Given problem =
Rewrite the data below with each "x-tick-label" swapped for "x-axis-label" and nothing else changed. Leave out the pictures.

Layout annotation data:
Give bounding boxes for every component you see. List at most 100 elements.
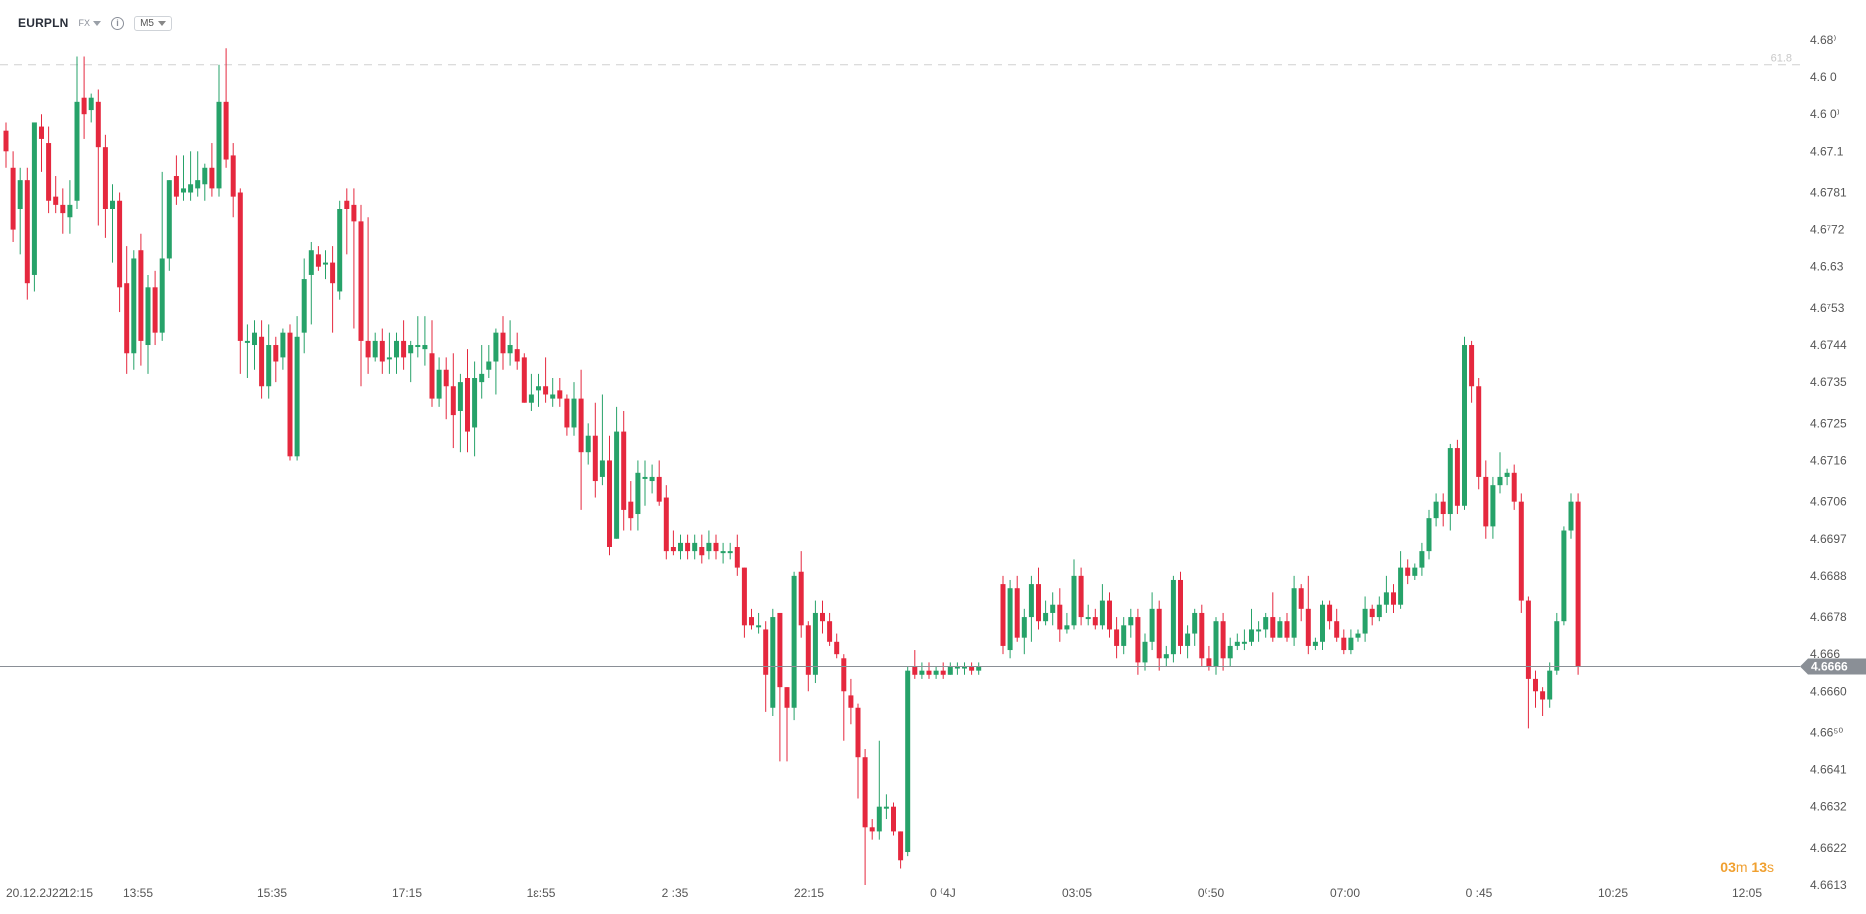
x-tick-label: 0⁽:50 xyxy=(1198,886,1225,900)
candle-body xyxy=(678,542,683,552)
candle-body xyxy=(259,336,265,387)
candle xyxy=(1050,592,1056,626)
candle xyxy=(898,831,904,869)
candle xyxy=(60,188,66,234)
candle xyxy=(344,188,350,255)
candle xyxy=(692,534,698,560)
candle xyxy=(422,316,428,366)
candle xyxy=(1462,336,1467,510)
y-axis: 4.6613 4.6622 4.6632 4.6641 4.66⁵⁰ 4.6660 4.66… xyxy=(1810,33,1847,892)
candle xyxy=(1099,584,1105,630)
x-tick-label: 15:35 xyxy=(257,886,287,900)
candle xyxy=(294,316,300,461)
candle-body xyxy=(1554,621,1560,671)
candle xyxy=(259,320,265,399)
candle xyxy=(628,481,634,531)
candle xyxy=(1014,575,1020,642)
candle-body xyxy=(741,567,747,626)
x-tick-label: 20.12.2J22 xyxy=(6,886,66,900)
candle-body xyxy=(1107,600,1112,630)
candle xyxy=(812,600,818,684)
candle xyxy=(117,192,123,313)
candle xyxy=(855,703,861,799)
candle-body xyxy=(756,625,762,628)
candle xyxy=(599,394,605,486)
candle-body xyxy=(1220,621,1226,659)
candle xyxy=(521,353,527,403)
candle xyxy=(1554,612,1560,675)
candle-body xyxy=(1021,617,1027,638)
candle xyxy=(1533,670,1538,708)
timeframe-value: M5 xyxy=(140,17,154,29)
candle-body xyxy=(1312,641,1318,646)
candle-body xyxy=(1078,575,1084,618)
x-tick-label: 0 ⁽4J xyxy=(930,886,956,900)
candle xyxy=(706,530,712,560)
candle-body xyxy=(933,670,939,675)
countdown-seconds-unit: s xyxy=(1767,859,1774,875)
candle xyxy=(1007,579,1013,659)
candle xyxy=(841,654,847,741)
candle-body xyxy=(848,695,854,708)
candle xyxy=(1213,617,1219,675)
x-tick-label: 17:15 xyxy=(392,886,422,900)
candle xyxy=(1057,588,1063,642)
candle xyxy=(805,621,811,692)
timeframe-select[interactable]: M5 xyxy=(134,15,172,31)
candle-body xyxy=(614,431,620,539)
candle-body xyxy=(663,497,669,552)
candle xyxy=(159,171,165,341)
candle xyxy=(209,143,215,197)
candle-body xyxy=(1533,678,1538,692)
candle xyxy=(1497,452,1503,494)
candle xyxy=(74,56,80,209)
candle-body xyxy=(1454,448,1460,506)
candle xyxy=(102,134,108,238)
candle-body xyxy=(1256,629,1262,632)
candle-body xyxy=(365,340,371,358)
candle xyxy=(1518,493,1524,613)
candle-body xyxy=(1050,604,1056,613)
candle-body xyxy=(699,547,705,556)
candle-body xyxy=(308,250,314,275)
candle xyxy=(457,373,463,453)
candle-body xyxy=(1391,592,1396,605)
market-type-label: FX xyxy=(78,18,91,28)
candle xyxy=(784,687,790,762)
candle xyxy=(727,542,733,560)
candle-body xyxy=(543,386,549,395)
candle-body xyxy=(805,625,811,675)
candle xyxy=(145,274,151,374)
candle xyxy=(962,662,967,675)
symbol-label[interactable]: EURPLN xyxy=(18,16,69,30)
candle xyxy=(1490,476,1496,539)
candle xyxy=(500,316,506,370)
info-icon[interactable]: i xyxy=(111,16,125,30)
candle xyxy=(1547,662,1553,708)
candle-body xyxy=(1014,588,1020,638)
candle xyxy=(323,250,328,280)
candle xyxy=(1263,612,1269,638)
candle xyxy=(67,180,73,234)
candle-body xyxy=(1320,604,1325,642)
candle-body xyxy=(1007,588,1013,651)
candle xyxy=(1391,584,1396,613)
candle xyxy=(1334,608,1340,642)
market-type[interactable]: FX xyxy=(79,18,102,28)
candle-body xyxy=(1142,641,1148,663)
x-tick-label: 1ɛ:55 xyxy=(527,886,556,900)
candle-body xyxy=(195,180,201,189)
candle-body xyxy=(486,361,492,370)
candle xyxy=(1114,617,1120,659)
candle xyxy=(848,678,854,725)
candle-body xyxy=(244,340,250,343)
candle-body xyxy=(1099,600,1105,626)
candle-body xyxy=(1511,472,1517,502)
candle-body xyxy=(450,386,456,416)
candle-body xyxy=(173,176,179,197)
candle xyxy=(408,340,414,383)
candle-body xyxy=(401,340,407,358)
candle xyxy=(1511,464,1517,510)
candle-body xyxy=(429,353,435,399)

Result below =
Give bounding boxes for every component you see. List at most 100 elements.
x-axis-label: 0⁽:50 xyxy=(1198,886,1225,900)
candle-body xyxy=(678,542,683,552)
candle-body xyxy=(259,336,265,387)
candle xyxy=(1050,592,1056,626)
candle xyxy=(898,831,904,869)
candle xyxy=(60,188,66,234)
candle xyxy=(344,188,350,255)
candle xyxy=(692,534,698,560)
candle xyxy=(422,316,428,366)
candle xyxy=(1462,336,1467,510)
y-axis: 4.6613 4.6622 4.6632 4.6641 4.66⁵⁰ 4.6660 4.66… xyxy=(1810,33,1847,892)
candle xyxy=(1099,584,1105,630)
x-axis-label: 15:35 xyxy=(257,886,287,900)
candle xyxy=(294,316,300,461)
candle-body xyxy=(1554,621,1560,671)
candle xyxy=(259,320,265,399)
candle xyxy=(628,481,634,531)
candle xyxy=(1014,575,1020,642)
candle-body xyxy=(741,567,747,626)
x-axis-label: 20.12.2J22 xyxy=(6,886,66,900)
candle-body xyxy=(1107,600,1112,630)
candle xyxy=(812,600,818,684)
candle xyxy=(117,192,123,313)
candle xyxy=(855,703,861,799)
candle-body xyxy=(756,625,762,628)
candle xyxy=(599,394,605,486)
candle-body xyxy=(1220,621,1226,659)
candle xyxy=(521,353,527,403)
candle xyxy=(1554,612,1560,675)
candle-body xyxy=(1021,617,1027,638)
candle xyxy=(1533,670,1538,708)
timeframe-value: M5 xyxy=(140,17,154,29)
candle-body xyxy=(1312,641,1318,646)
candle-body xyxy=(1078,575,1084,618)
x-axis-label: 0 ⁽4J xyxy=(930,886,956,900)
candle xyxy=(706,530,712,560)
candle-body xyxy=(933,670,939,675)
countdown-seconds-unit: s xyxy=(1767,859,1774,875)
candle xyxy=(1007,579,1013,659)
candle xyxy=(841,654,847,741)
candle-body xyxy=(848,695,854,708)
candle xyxy=(1213,617,1219,675)
x-axis-label: 17:15 xyxy=(392,886,422,900)
candle xyxy=(1057,588,1063,642)
candle xyxy=(805,621,811,692)
timeframe-select[interactable]: M5 xyxy=(134,15,172,31)
candle-body xyxy=(614,431,620,539)
candle-body xyxy=(663,497,669,552)
candle xyxy=(159,171,165,341)
candle xyxy=(209,143,215,197)
candle-body xyxy=(1533,678,1538,692)
candle xyxy=(1497,452,1503,494)
candle xyxy=(74,56,80,209)
candle-body xyxy=(1454,448,1460,506)
candle xyxy=(102,134,108,238)
candle-body xyxy=(1256,629,1262,632)
candle-body xyxy=(365,340,371,358)
candle xyxy=(1518,493,1524,613)
candle-body xyxy=(1050,604,1056,613)
candle-body xyxy=(699,547,705,556)
candle-body xyxy=(308,250,314,275)
candle xyxy=(457,373,463,453)
candle-body xyxy=(1391,592,1396,605)
market-type-label: FX xyxy=(78,18,91,28)
candle xyxy=(784,687,790,762)
candle xyxy=(727,542,733,560)
candle-body xyxy=(543,386,549,395)
candle-body xyxy=(805,625,811,675)
candle xyxy=(145,274,151,374)
candle xyxy=(962,662,967,675)
symbol-label[interactable]: EURPLN xyxy=(18,16,69,30)
candle xyxy=(1490,476,1496,539)
candle xyxy=(500,316,506,370)
info-icon[interactable]: i xyxy=(111,16,125,30)
candle xyxy=(1547,662,1553,708)
candle-body xyxy=(1014,588,1020,638)
candle xyxy=(323,250,328,280)
candle xyxy=(1263,612,1269,638)
candle xyxy=(67,180,73,234)
candle-body xyxy=(1320,604,1325,642)
candle-body xyxy=(1007,588,1013,651)
candle xyxy=(1391,584,1396,613)
candle xyxy=(1334,608,1340,642)
market-type[interactable]: FX xyxy=(79,18,102,28)
candle-body xyxy=(1142,641,1148,663)
x-axis-label: 1ɛ:55 xyxy=(527,886,556,900)
candle-body xyxy=(195,180,201,189)
candle-body xyxy=(486,361,492,370)
candle xyxy=(1114,617,1120,659)
candle xyxy=(848,678,854,725)
candle-body xyxy=(244,340,250,343)
candle-body xyxy=(1099,600,1105,626)
candle-body xyxy=(1511,472,1517,502)
candle-body xyxy=(450,386,456,416)
candle-body xyxy=(173,176,179,197)
candle xyxy=(408,340,414,383)
candle-body xyxy=(401,340,407,358)
candle xyxy=(1511,464,1517,510)
candle-body xyxy=(429,353,435,399)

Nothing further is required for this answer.